** Your goal **
Find the number of lines in these records where the word "color" appears. Reply with that number and nothing more.

Some records
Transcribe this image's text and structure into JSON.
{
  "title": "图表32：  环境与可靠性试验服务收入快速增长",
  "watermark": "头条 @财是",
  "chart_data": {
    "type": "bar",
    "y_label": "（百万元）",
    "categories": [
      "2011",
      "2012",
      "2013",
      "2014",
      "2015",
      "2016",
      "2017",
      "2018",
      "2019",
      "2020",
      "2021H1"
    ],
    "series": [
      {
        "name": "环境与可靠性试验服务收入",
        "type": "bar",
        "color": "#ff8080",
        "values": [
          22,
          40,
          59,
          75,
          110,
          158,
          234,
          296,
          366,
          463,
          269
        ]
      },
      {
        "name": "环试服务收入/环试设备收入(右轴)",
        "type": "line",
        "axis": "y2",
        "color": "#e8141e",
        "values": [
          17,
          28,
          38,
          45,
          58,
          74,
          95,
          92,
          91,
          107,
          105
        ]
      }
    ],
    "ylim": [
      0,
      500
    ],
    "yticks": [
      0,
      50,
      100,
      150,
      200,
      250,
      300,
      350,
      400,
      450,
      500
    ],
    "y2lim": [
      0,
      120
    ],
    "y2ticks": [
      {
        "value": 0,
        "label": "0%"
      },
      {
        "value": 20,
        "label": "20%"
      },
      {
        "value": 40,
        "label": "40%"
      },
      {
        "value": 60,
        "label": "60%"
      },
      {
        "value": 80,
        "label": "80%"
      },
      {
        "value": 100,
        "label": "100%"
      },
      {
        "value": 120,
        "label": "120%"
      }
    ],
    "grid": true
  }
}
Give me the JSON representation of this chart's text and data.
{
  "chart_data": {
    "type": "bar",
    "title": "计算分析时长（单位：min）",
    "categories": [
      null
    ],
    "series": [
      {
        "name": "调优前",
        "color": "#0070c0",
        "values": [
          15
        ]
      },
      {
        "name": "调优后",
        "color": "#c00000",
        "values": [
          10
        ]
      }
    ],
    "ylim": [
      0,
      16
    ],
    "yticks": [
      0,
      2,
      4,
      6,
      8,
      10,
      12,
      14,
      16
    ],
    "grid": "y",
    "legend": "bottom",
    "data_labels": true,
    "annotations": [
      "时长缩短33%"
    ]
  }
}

** Task response **
4